» WHAT IS BEING ASKED
Show all lines holding the string "scorso".
# DATA TO USE start
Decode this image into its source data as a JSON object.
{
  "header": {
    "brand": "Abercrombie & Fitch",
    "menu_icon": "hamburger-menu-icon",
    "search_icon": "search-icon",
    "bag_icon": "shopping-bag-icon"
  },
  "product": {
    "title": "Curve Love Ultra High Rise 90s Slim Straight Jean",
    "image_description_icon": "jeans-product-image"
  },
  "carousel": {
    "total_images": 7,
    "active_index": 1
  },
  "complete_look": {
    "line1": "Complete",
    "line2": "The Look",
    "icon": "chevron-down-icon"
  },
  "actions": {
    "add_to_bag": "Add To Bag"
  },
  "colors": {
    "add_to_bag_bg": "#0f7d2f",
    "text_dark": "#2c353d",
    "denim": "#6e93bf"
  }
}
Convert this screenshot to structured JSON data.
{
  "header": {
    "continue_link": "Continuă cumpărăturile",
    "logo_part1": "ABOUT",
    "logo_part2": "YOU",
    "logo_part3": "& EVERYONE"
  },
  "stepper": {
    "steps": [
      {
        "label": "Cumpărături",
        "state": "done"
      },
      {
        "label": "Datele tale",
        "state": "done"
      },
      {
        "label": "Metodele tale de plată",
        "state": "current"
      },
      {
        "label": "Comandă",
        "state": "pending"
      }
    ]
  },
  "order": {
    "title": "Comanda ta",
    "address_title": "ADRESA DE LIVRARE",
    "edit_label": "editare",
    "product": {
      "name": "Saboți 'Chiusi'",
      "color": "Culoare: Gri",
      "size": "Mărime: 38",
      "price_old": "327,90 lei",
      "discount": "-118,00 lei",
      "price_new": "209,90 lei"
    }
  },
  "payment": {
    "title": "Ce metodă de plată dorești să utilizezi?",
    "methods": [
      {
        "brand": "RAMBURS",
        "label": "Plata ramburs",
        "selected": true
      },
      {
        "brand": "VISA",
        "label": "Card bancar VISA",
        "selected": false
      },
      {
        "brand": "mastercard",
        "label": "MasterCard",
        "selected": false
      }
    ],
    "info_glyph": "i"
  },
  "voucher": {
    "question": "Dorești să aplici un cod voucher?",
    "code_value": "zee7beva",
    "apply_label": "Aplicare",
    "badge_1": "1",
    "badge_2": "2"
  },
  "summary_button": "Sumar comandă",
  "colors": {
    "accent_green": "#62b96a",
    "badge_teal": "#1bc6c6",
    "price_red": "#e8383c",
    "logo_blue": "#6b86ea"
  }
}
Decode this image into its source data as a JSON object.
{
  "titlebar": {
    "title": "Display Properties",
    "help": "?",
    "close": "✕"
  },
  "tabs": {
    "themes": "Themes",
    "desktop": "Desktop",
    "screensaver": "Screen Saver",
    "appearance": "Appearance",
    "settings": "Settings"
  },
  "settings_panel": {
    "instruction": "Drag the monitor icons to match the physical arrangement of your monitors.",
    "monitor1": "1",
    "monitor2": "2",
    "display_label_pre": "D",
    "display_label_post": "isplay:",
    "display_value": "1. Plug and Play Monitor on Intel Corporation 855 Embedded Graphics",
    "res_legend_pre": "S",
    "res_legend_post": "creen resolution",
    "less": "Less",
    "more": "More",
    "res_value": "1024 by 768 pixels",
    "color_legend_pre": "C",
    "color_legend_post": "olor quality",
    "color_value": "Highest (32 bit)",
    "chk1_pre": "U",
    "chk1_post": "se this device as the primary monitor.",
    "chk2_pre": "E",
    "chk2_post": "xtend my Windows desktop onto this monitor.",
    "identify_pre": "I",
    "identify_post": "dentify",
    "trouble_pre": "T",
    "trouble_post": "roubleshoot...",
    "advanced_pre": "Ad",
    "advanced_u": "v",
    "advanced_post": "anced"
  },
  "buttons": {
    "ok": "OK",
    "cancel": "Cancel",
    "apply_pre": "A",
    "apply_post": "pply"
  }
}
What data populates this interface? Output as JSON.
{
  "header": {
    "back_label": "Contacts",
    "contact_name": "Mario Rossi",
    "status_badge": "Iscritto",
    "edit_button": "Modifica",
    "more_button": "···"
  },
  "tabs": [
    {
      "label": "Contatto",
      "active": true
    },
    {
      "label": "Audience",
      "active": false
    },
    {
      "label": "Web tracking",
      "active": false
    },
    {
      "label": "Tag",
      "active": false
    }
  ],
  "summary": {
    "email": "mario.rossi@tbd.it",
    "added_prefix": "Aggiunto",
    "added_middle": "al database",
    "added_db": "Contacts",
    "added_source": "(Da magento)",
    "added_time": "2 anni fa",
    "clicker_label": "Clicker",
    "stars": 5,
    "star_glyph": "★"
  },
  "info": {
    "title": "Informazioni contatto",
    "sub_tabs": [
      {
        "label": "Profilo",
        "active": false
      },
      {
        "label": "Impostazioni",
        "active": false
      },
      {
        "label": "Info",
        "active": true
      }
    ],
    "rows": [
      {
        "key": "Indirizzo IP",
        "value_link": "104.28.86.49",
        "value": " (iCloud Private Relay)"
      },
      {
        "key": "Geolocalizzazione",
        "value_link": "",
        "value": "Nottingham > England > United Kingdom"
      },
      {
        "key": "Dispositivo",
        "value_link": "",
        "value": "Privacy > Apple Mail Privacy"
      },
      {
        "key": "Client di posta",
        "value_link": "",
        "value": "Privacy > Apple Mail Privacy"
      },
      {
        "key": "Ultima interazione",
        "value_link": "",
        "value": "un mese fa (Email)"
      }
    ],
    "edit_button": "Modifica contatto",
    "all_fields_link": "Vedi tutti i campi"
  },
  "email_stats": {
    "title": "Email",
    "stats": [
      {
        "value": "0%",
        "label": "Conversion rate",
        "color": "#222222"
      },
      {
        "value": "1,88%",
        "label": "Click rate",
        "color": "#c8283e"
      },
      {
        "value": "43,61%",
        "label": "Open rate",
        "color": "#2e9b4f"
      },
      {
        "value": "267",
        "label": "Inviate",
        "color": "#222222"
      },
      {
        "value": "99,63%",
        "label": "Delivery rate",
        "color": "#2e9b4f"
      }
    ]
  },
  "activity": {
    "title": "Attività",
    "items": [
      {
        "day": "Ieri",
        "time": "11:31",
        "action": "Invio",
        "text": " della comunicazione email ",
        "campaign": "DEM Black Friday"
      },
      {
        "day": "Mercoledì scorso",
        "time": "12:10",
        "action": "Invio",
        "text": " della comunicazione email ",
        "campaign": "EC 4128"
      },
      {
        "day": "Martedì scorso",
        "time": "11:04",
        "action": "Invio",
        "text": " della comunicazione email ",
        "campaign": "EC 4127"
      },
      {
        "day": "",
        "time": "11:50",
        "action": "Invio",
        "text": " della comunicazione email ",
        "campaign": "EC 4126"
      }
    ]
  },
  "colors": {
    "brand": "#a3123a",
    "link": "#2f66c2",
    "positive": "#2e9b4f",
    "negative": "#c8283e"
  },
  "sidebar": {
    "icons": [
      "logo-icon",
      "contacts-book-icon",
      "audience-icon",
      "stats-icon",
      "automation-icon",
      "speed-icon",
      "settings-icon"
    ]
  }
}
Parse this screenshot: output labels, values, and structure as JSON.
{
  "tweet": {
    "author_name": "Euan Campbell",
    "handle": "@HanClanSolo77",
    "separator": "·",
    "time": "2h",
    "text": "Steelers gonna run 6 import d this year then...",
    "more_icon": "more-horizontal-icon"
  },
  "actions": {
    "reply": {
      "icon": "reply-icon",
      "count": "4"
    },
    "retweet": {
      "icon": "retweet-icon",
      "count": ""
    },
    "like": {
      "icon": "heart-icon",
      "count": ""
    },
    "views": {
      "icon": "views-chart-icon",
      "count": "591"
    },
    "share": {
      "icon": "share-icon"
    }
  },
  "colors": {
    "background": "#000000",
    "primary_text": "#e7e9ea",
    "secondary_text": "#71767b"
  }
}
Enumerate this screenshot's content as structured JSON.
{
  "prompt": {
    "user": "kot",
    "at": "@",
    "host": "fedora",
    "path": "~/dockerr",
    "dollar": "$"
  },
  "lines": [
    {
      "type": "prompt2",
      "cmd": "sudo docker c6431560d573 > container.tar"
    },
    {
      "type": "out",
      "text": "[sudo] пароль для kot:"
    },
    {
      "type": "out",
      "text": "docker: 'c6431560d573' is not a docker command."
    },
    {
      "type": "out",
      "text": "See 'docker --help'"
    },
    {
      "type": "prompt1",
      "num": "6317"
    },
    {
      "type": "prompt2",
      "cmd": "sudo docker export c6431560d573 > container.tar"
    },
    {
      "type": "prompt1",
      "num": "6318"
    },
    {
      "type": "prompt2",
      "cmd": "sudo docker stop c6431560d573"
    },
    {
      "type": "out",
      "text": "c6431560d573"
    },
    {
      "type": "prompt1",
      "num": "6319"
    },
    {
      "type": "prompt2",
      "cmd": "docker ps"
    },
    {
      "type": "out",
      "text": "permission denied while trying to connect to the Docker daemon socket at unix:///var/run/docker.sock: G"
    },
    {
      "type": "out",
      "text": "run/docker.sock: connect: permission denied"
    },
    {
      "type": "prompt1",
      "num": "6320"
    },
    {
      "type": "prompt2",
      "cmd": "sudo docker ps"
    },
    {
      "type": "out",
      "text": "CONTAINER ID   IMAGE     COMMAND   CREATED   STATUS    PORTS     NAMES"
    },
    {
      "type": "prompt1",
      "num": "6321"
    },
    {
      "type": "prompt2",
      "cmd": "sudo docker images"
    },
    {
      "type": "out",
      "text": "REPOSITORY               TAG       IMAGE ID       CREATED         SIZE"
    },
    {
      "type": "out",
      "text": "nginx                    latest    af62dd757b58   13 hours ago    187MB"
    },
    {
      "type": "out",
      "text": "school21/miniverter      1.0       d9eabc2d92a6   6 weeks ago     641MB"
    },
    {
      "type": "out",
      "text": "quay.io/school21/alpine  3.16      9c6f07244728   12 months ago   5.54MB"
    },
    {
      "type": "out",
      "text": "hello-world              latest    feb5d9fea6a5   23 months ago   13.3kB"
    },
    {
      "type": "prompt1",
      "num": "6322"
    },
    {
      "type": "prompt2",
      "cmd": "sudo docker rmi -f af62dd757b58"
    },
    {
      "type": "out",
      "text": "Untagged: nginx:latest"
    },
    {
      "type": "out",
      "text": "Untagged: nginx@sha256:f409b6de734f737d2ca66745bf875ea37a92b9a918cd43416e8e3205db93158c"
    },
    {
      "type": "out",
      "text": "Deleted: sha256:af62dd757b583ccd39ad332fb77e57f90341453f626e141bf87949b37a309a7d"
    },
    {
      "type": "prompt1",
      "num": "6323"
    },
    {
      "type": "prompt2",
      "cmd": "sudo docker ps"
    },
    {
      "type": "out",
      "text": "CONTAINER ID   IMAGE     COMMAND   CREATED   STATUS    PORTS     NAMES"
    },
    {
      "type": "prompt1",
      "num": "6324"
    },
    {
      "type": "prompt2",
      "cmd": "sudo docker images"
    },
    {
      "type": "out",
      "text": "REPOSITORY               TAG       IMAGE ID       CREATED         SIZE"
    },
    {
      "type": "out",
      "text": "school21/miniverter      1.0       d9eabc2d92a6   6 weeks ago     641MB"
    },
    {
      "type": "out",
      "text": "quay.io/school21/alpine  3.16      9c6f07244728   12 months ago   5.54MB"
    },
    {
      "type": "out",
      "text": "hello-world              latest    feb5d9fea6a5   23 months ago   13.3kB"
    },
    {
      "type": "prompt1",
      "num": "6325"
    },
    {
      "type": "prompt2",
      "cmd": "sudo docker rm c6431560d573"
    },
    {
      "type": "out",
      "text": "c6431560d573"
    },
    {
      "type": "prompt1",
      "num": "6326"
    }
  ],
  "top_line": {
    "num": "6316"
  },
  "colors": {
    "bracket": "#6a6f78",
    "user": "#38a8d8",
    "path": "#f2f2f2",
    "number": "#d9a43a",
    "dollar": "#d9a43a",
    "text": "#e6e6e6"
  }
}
# DATA TO USE end
» OUTPUT FOR THIS TASK
        "day": "Mercoledì scorso",
        "day": "Martedì scorso",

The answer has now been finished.